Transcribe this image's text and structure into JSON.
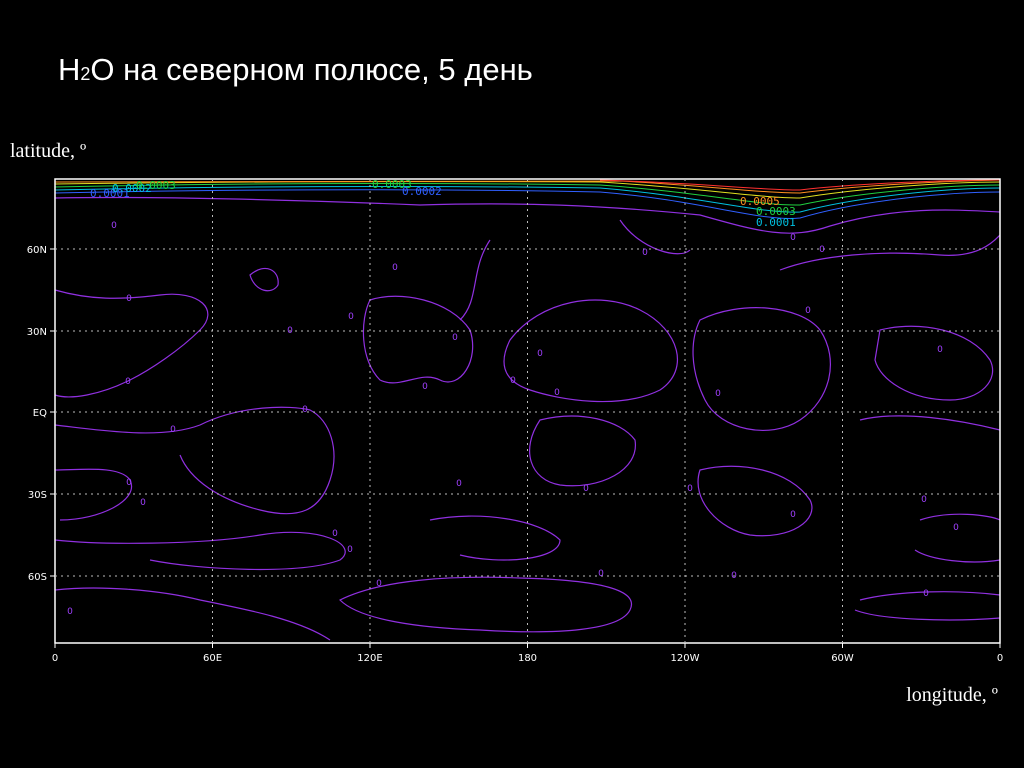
{
  "title": {
    "base": "H",
    "subscript": "2",
    "rest": "O на северном полюсе, 5 день"
  },
  "y_axis_label": "latitude, º",
  "x_axis_label": "longitude, º",
  "x_ticks": [
    "0",
    "60E",
    "120E",
    "180",
    "120W",
    "60W",
    "0"
  ],
  "y_ticks": [
    "60N",
    "30N",
    "EQ",
    "30S",
    "60S"
  ],
  "contour_labels": [
    "0.0001",
    "0.0002",
    "0.0003",
    "0.0003",
    "0.0002",
    "0.0005",
    "0.0003",
    "0.0001"
  ],
  "zero_labels": [
    "0",
    "0",
    "0",
    "0",
    "0",
    "0",
    "0",
    "0",
    "0",
    "0",
    "0",
    "0",
    "0",
    "0",
    "0",
    "0",
    "0",
    "0",
    "0",
    "0",
    "0",
    "0",
    "0",
    "0",
    "0",
    "0",
    "0",
    "0",
    "0",
    "0",
    "0",
    "0",
    "0",
    "0"
  ]
}
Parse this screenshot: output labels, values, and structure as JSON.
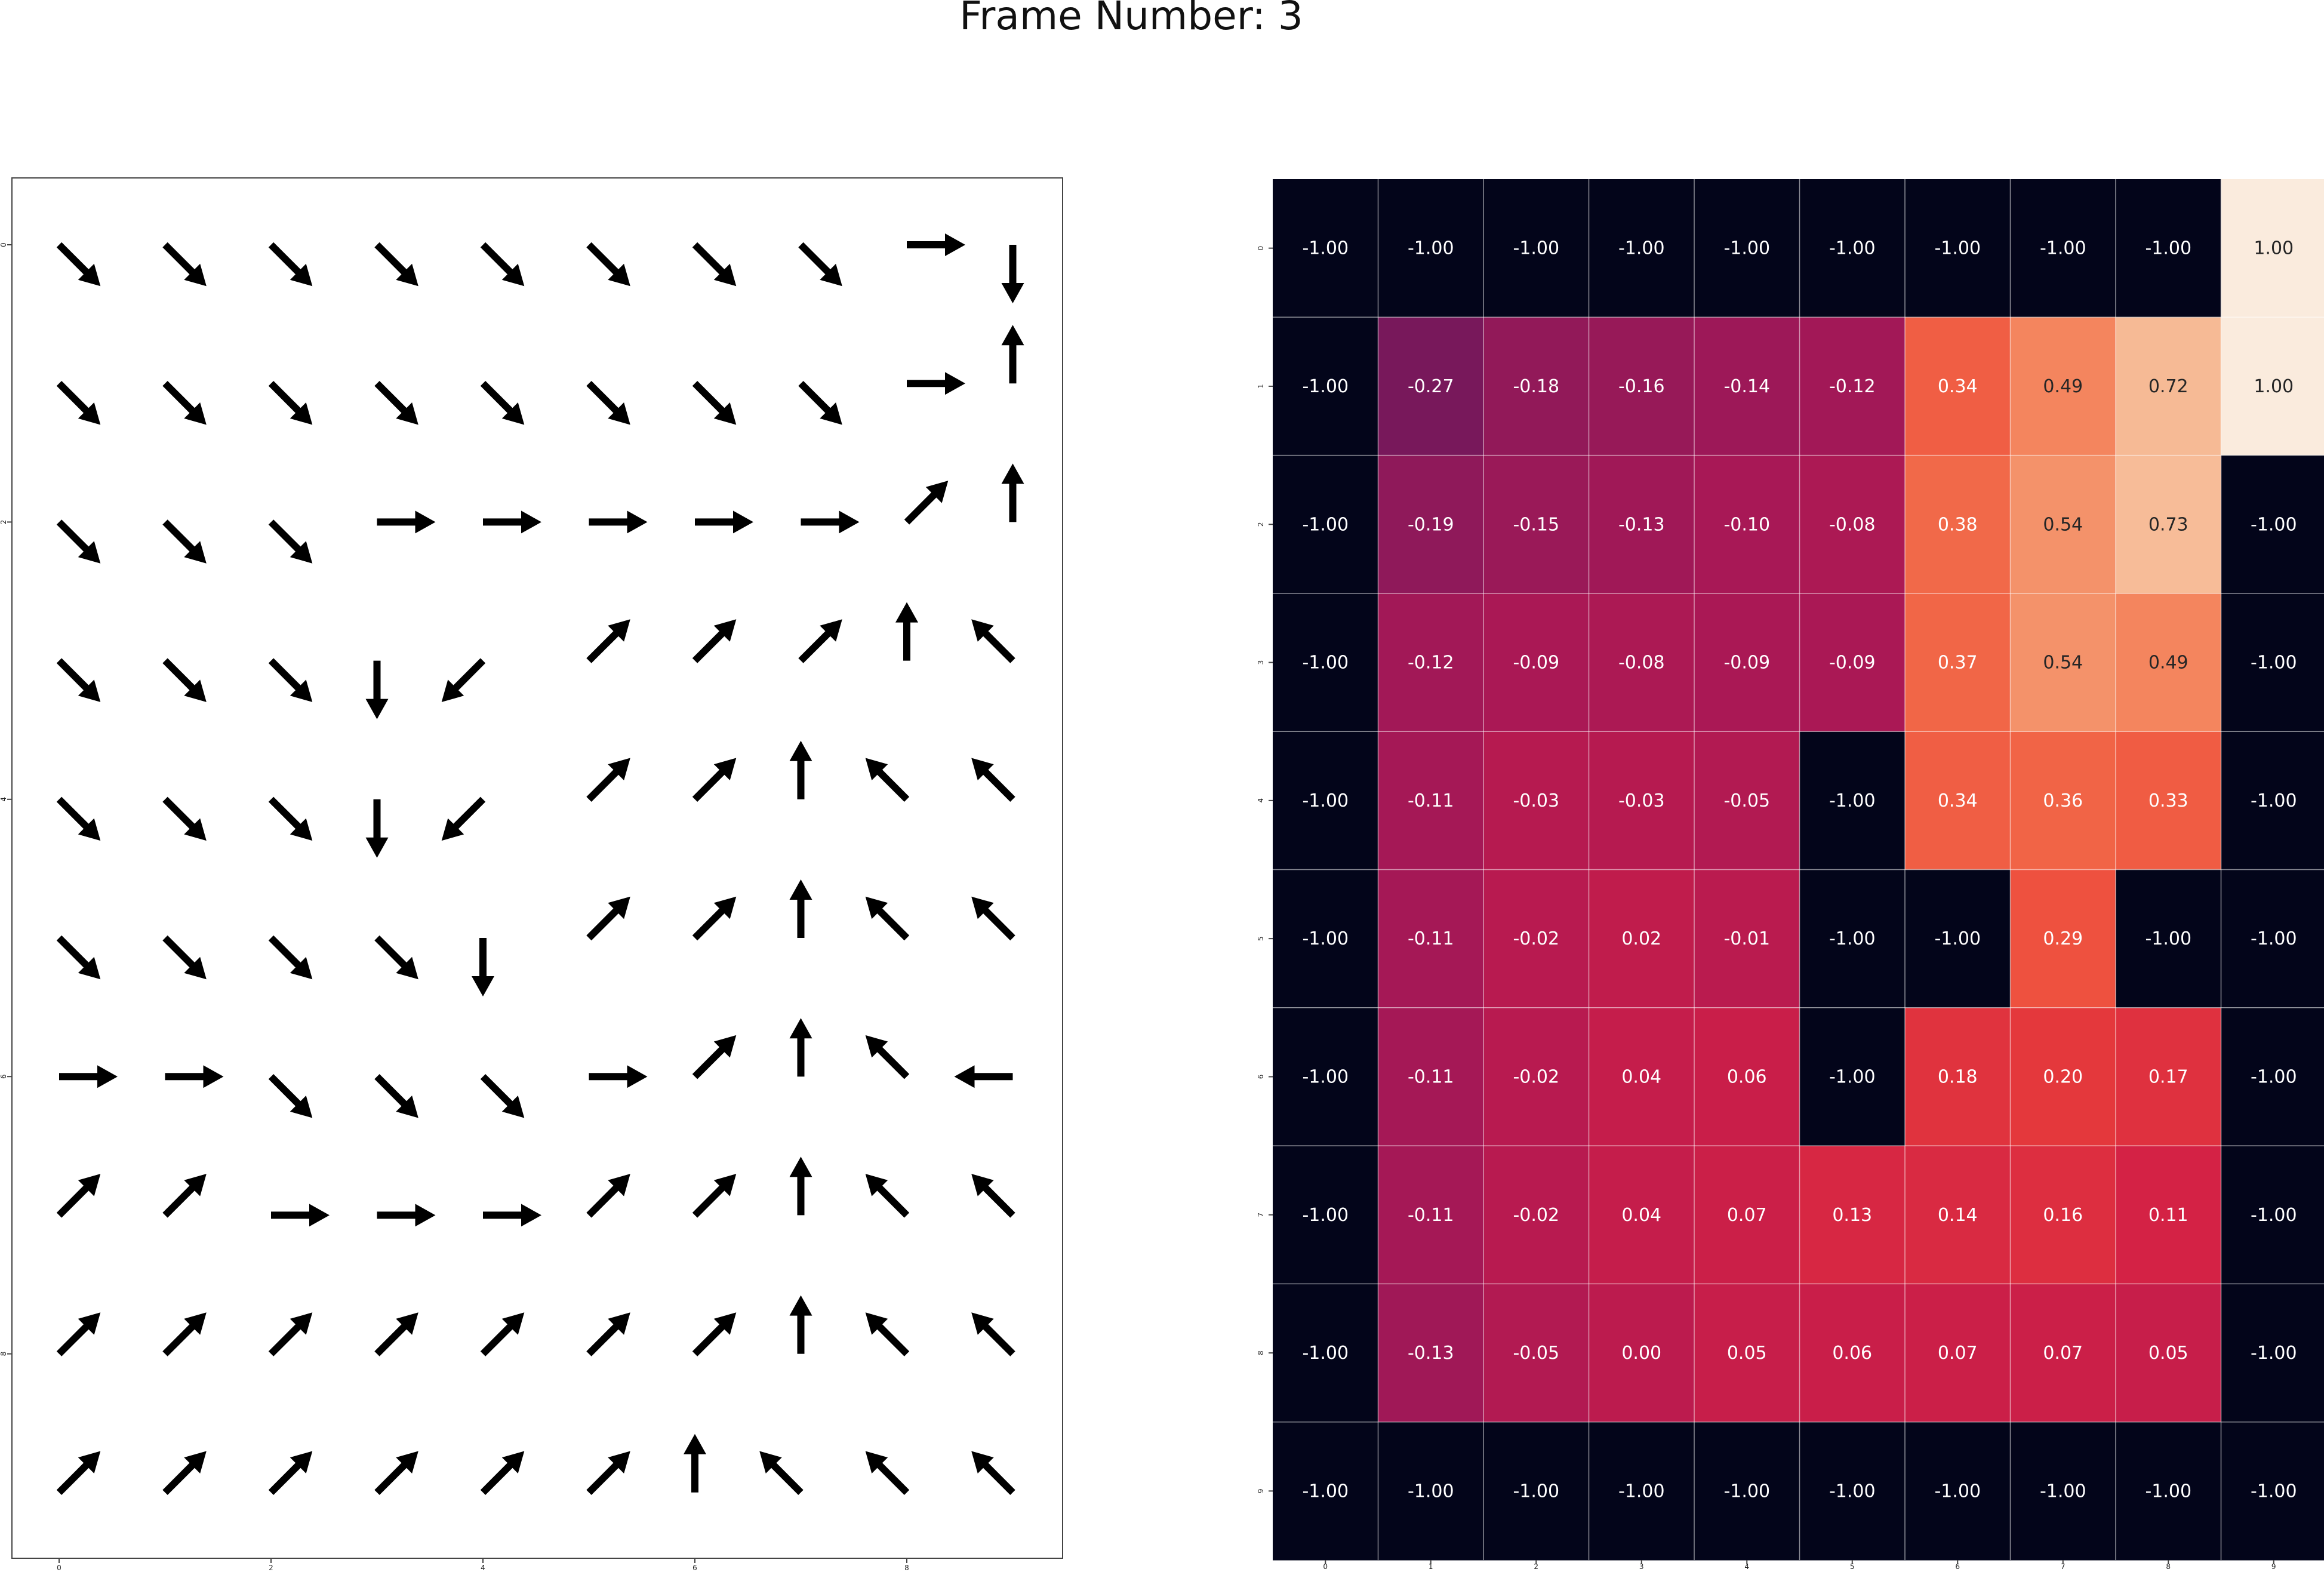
{
  "title": "Frame Number: 3",
  "chart_data": [
    {
      "type": "quiver",
      "rows": 10,
      "cols": 10,
      "xticks": [
        "0",
        "2",
        "4",
        "6",
        "8"
      ],
      "yticks": [
        "0",
        "2",
        "4",
        "6",
        "8"
      ],
      "directions": [
        [
          "SE",
          "SE",
          "SE",
          "SE",
          "SE",
          "SE",
          "SE",
          "SE",
          "E",
          "S"
        ],
        [
          "SE",
          "SE",
          "SE",
          "SE",
          "SE",
          "SE",
          "SE",
          "SE",
          "E",
          "N"
        ],
        [
          "SE",
          "SE",
          "SE",
          "E",
          "E",
          "E",
          "E",
          "E",
          "NE",
          "N"
        ],
        [
          "SE",
          "SE",
          "SE",
          "S",
          "SW",
          "NE",
          "NE",
          "NE",
          "N",
          "NW"
        ],
        [
          "SE",
          "SE",
          "SE",
          "S",
          "SW",
          "NE",
          "NE",
          "N",
          "NW",
          "NW"
        ],
        [
          "SE",
          "SE",
          "SE",
          "SE",
          "S",
          "NE",
          "NE",
          "N",
          "NW",
          "NW"
        ],
        [
          "E",
          "E",
          "SE",
          "SE",
          "SE",
          "E",
          "NE",
          "N",
          "NW",
          "W"
        ],
        [
          "NE",
          "NE",
          "E",
          "E",
          "E",
          "NE",
          "NE",
          "N",
          "NW",
          "NW"
        ],
        [
          "NE",
          "NE",
          "NE",
          "NE",
          "NE",
          "NE",
          "NE",
          "N",
          "NW",
          "NW"
        ],
        [
          "NE",
          "NE",
          "NE",
          "NE",
          "NE",
          "NE",
          "N",
          "NW",
          "NW",
          "NW"
        ]
      ],
      "arrow_color": "#000000"
    },
    {
      "type": "heatmap",
      "rows": 10,
      "cols": 10,
      "xticks": [
        "0",
        "1",
        "2",
        "3",
        "4",
        "5",
        "6",
        "7",
        "8",
        "9"
      ],
      "yticks": [
        "0",
        "1",
        "2",
        "3",
        "4",
        "5",
        "6",
        "7",
        "8",
        "9"
      ],
      "vmin": -1.0,
      "vmax": 1.0,
      "colormap": "rocket",
      "values": [
        [
          -1.0,
          -1.0,
          -1.0,
          -1.0,
          -1.0,
          -1.0,
          -1.0,
          -1.0,
          -1.0,
          1.0
        ],
        [
          -1.0,
          -0.27,
          -0.18,
          -0.16,
          -0.14,
          -0.12,
          0.34,
          0.49,
          0.72,
          1.0
        ],
        [
          -1.0,
          -0.19,
          -0.15,
          -0.13,
          -0.1,
          -0.08,
          0.38,
          0.54,
          0.73,
          -1.0
        ],
        [
          -1.0,
          -0.12,
          -0.09,
          -0.08,
          -0.09,
          -0.09,
          0.37,
          0.54,
          0.49,
          -1.0
        ],
        [
          -1.0,
          -0.11,
          -0.03,
          -0.03,
          -0.05,
          -1.0,
          0.34,
          0.36,
          0.33,
          -1.0
        ],
        [
          -1.0,
          -0.11,
          -0.02,
          0.02,
          -0.01,
          -1.0,
          -1.0,
          0.29,
          -1.0,
          -1.0
        ],
        [
          -1.0,
          -0.11,
          -0.02,
          0.04,
          0.06,
          -1.0,
          0.18,
          0.2,
          0.17,
          -1.0
        ],
        [
          -1.0,
          -0.11,
          -0.02,
          0.04,
          0.07,
          0.13,
          0.14,
          0.16,
          0.11,
          -1.0
        ],
        [
          -1.0,
          -0.13,
          -0.05,
          0.0,
          0.05,
          0.06,
          0.07,
          0.07,
          0.05,
          -1.0
        ],
        [
          -1.0,
          -1.0,
          -1.0,
          -1.0,
          -1.0,
          -1.0,
          -1.0,
          -1.0,
          -1.0,
          -1.0
        ]
      ]
    }
  ]
}
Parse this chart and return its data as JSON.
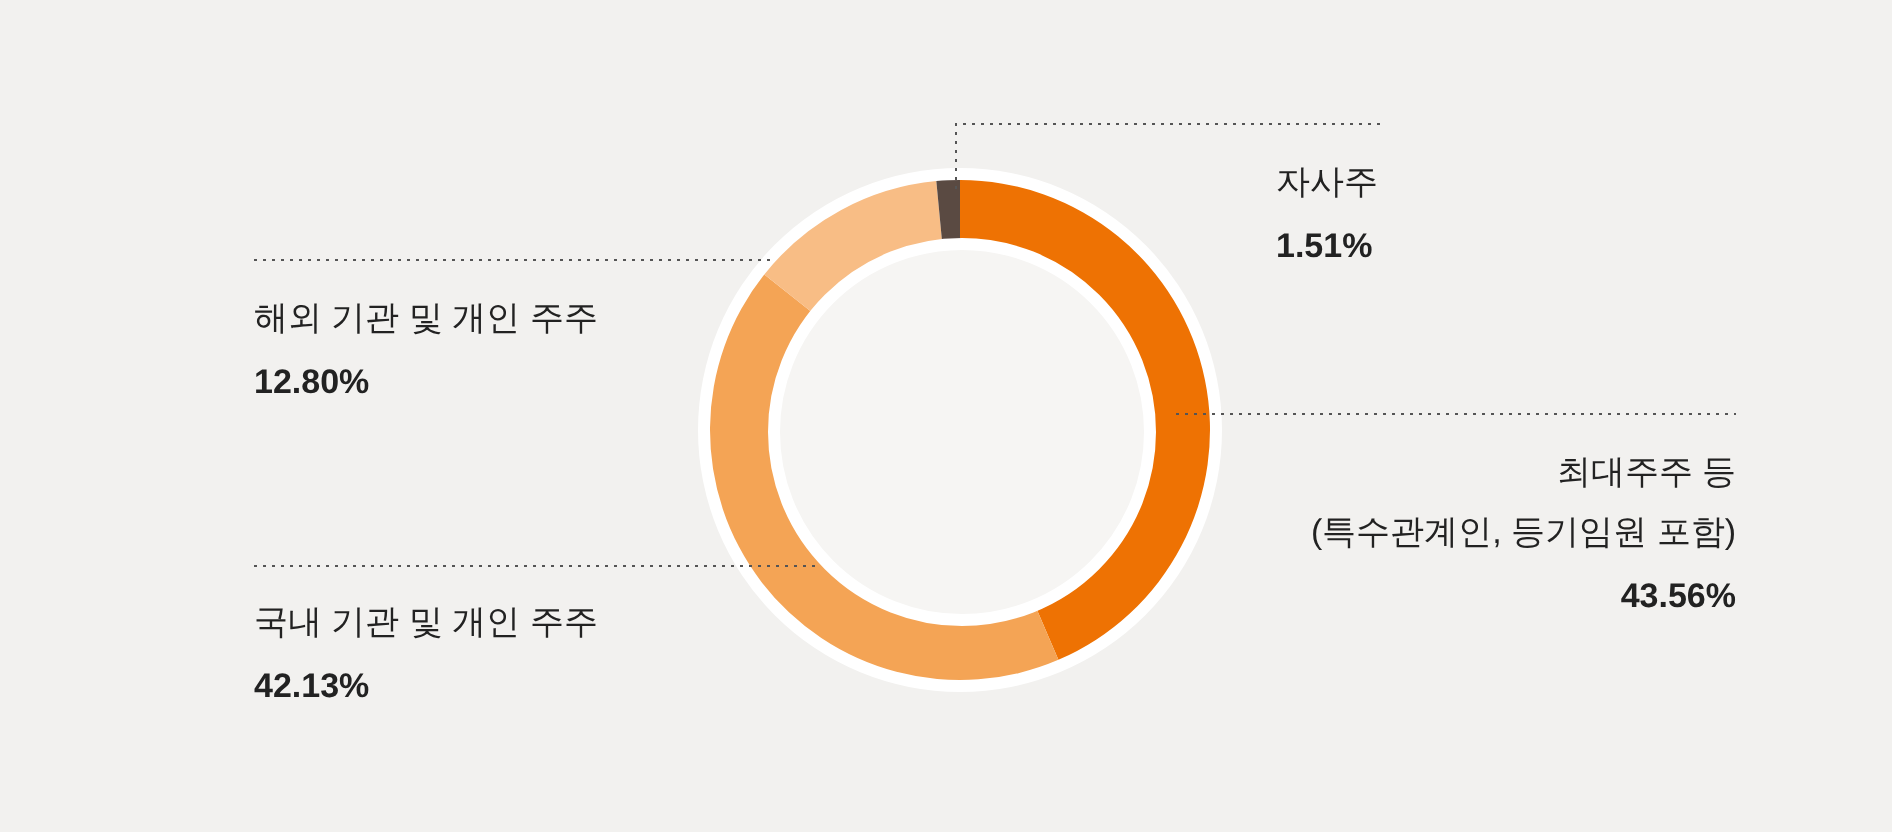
{
  "chart_data": {
    "type": "donut",
    "categories": [
      "최대주주 등\n(특수관계인, 등기임원 포함)",
      "국내 기관 및 개인 주주",
      "해외 기관 및 개인 주주",
      "자사주"
    ],
    "values": [
      43.56,
      42.13,
      12.8,
      1.51
    ],
    "value_labels": [
      "43.56%",
      "42.13%",
      "12.80%",
      "1.51%"
    ],
    "colors": [
      "#ee7203",
      "#f4a455",
      "#f8bd85",
      "#5a4a42"
    ],
    "legend": false
  }
}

┄┄┄┄┄┄

◆ **SET TASK**
From the entries above, pull out each line that includes "JSON".

◆ **SOLUTION**
Transcribe this image's text and structure into JSON.
Parse this screenshot: output labels, values, and structure as JSON.
Parse this chart and return its data as JSON.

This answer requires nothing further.